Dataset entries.
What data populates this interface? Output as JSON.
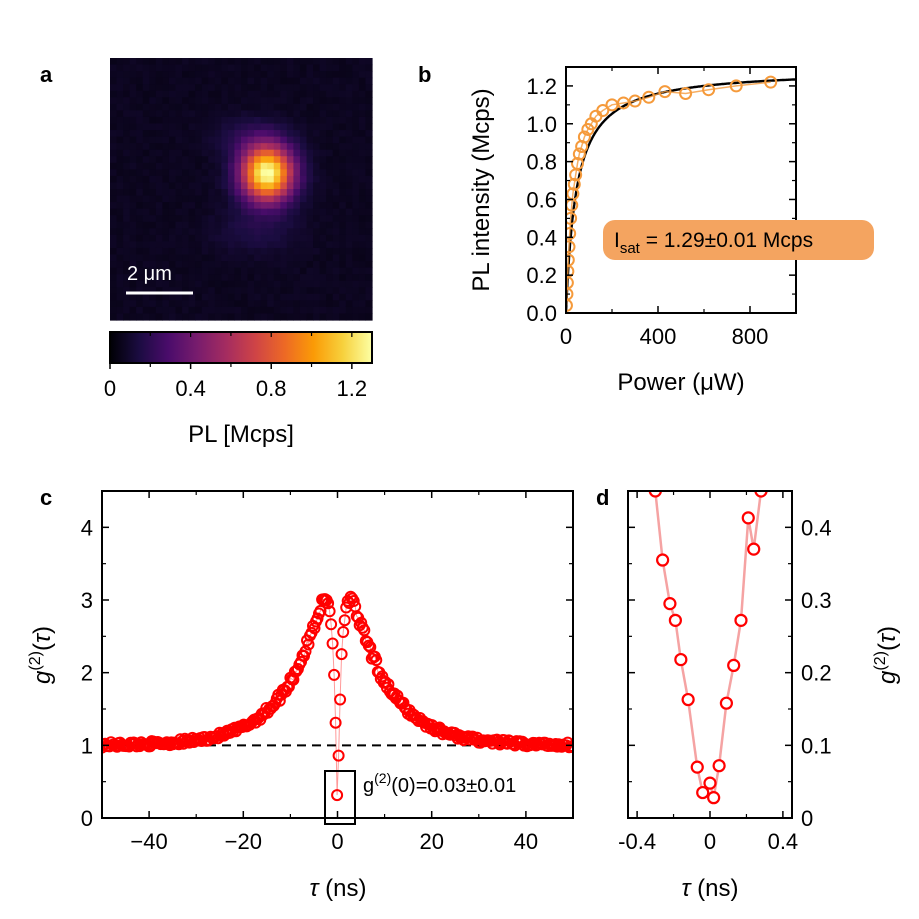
{
  "panel_letters": {
    "a": "a",
    "b": "b",
    "c": "c",
    "d": "d"
  },
  "chart_data": [
    {
      "panel": "a",
      "type": "heatmap",
      "scale_bar_label": "2 μm",
      "colorbar": {
        "label": "PL [Mcps]",
        "range": [
          0,
          1.3
        ],
        "ticks": [
          0,
          0.4,
          0.8,
          1.2
        ],
        "tick_labels": [
          "0",
          "0.4",
          "0.8",
          "1.2"
        ],
        "colormap": [
          "#000004",
          "#1b0c41",
          "#4a0c6b",
          "#781c6d",
          "#a52c60",
          "#cf4446",
          "#ed6925",
          "#fb9b06",
          "#f7d13d",
          "#fcffa4"
        ]
      },
      "spot": {
        "peak_mcps": 1.25,
        "center": [
          0.6,
          0.44
        ],
        "width_um": 1.0
      }
    },
    {
      "panel": "b",
      "type": "scatter",
      "xlabel": "Power (μW)",
      "ylabel": "PL intensity (Mcps)",
      "xlim": [
        0,
        1000
      ],
      "ylim": [
        0,
        1.3
      ],
      "xticks": [
        0,
        400,
        800
      ],
      "xtick_labels": [
        "0",
        "400",
        "800"
      ],
      "yticks": [
        0,
        0.2,
        0.4,
        0.6,
        0.8,
        1.0,
        1.2
      ],
      "ytick_labels": [
        "0.0",
        "0.2",
        "0.4",
        "0.6",
        "0.8",
        "1.0",
        "1.2"
      ],
      "annotation": {
        "prefix": "I",
        "subscript": "sat",
        "text": " = 1.29±0.01 Mcps"
      },
      "annotation_color": "#f4a460",
      "series": [
        {
          "name": "data",
          "color": "#f59a3b",
          "marker": "circle-open",
          "x": [
            2,
            4,
            6,
            8,
            10,
            13,
            16,
            20,
            25,
            30,
            36,
            42,
            50,
            58,
            68,
            80,
            95,
            110,
            130,
            160,
            200,
            250,
            300,
            360,
            430,
            520,
            620,
            740,
            890
          ],
          "y": [
            0.04,
            0.1,
            0.16,
            0.22,
            0.28,
            0.35,
            0.42,
            0.5,
            0.57,
            0.63,
            0.68,
            0.73,
            0.79,
            0.84,
            0.88,
            0.93,
            0.97,
            1.0,
            1.04,
            1.07,
            1.1,
            1.11,
            1.12,
            1.14,
            1.17,
            1.16,
            1.18,
            1.2,
            1.22
          ]
        },
        {
          "name": "fit",
          "color": "#000000",
          "type": "line",
          "model": "Isat*P/(P+Psat)",
          "Isat": 1.29,
          "Psat": 45
        }
      ]
    },
    {
      "panel": "c",
      "type": "scatter",
      "xlabel": "τ (ns)",
      "ylabel": "g(2)(τ)",
      "xlim": [
        -50,
        50
      ],
      "ylim": [
        0,
        4.5
      ],
      "xticks": [
        -40,
        -20,
        0,
        20,
        40
      ],
      "xtick_labels": [
        "−40",
        "−20",
        "0",
        "20",
        "40"
      ],
      "yticks": [
        0,
        1,
        2,
        3,
        4
      ],
      "ytick_labels": [
        "0",
        "1",
        "2",
        "3",
        "4"
      ],
      "reference_line_y": 1,
      "annotation": {
        "pre": "g",
        "sup": "(2)",
        "post": "(0)=0.03±0.01"
      },
      "color": "#ff0000",
      "model": {
        "baseline": 1,
        "bunching_amp": 3.1,
        "bunching_tau_ns": 8,
        "antibunching_tau_ns": 1.0,
        "g2_0": 0.03,
        "noise": 0.07,
        "x_step_ns": 0.32
      }
    },
    {
      "panel": "d",
      "type": "line",
      "xlabel": "τ (ns)",
      "ylabel": "g(2)(τ)",
      "xlim": [
        -0.45,
        0.45
      ],
      "ylim": [
        0,
        0.45
      ],
      "xticks": [
        -0.4,
        0,
        0.4
      ],
      "xtick_labels": [
        "-0.4",
        "0",
        "0.4"
      ],
      "yticks": [
        0,
        0.1,
        0.2,
        0.3,
        0.4
      ],
      "ytick_labels": [
        "0",
        "0.1",
        "0.2",
        "0.3",
        "0.4"
      ],
      "point_color": "#ff0000",
      "line_color": "#f5a3a3",
      "x": [
        -0.3,
        -0.26,
        -0.22,
        -0.19,
        -0.16,
        -0.12,
        -0.07,
        -0.04,
        0.0,
        0.02,
        0.05,
        0.09,
        0.13,
        0.17,
        0.21,
        0.24,
        0.28
      ],
      "y": [
        0.45,
        0.355,
        0.295,
        0.272,
        0.218,
        0.163,
        0.07,
        0.035,
        0.048,
        0.028,
        0.072,
        0.158,
        0.21,
        0.272,
        0.413,
        0.37,
        0.45
      ]
    }
  ]
}
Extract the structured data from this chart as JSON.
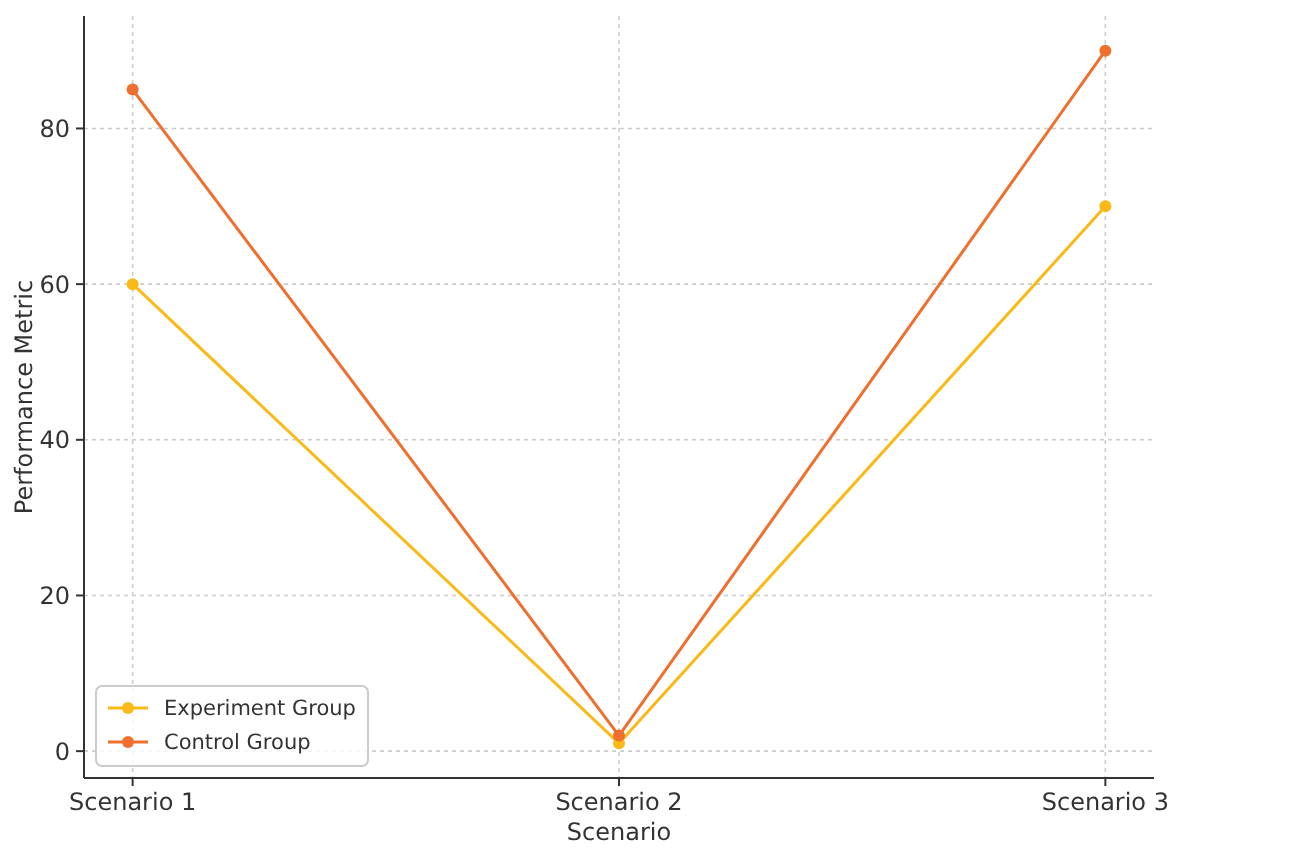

EXERCISE GOAL. Each line above that includes "type" should be shown.

SOLUTION.
      "type": "heatmap",
      "type": "scatter",
          "type": "line",
      "type": "scatter",
      "type": "line",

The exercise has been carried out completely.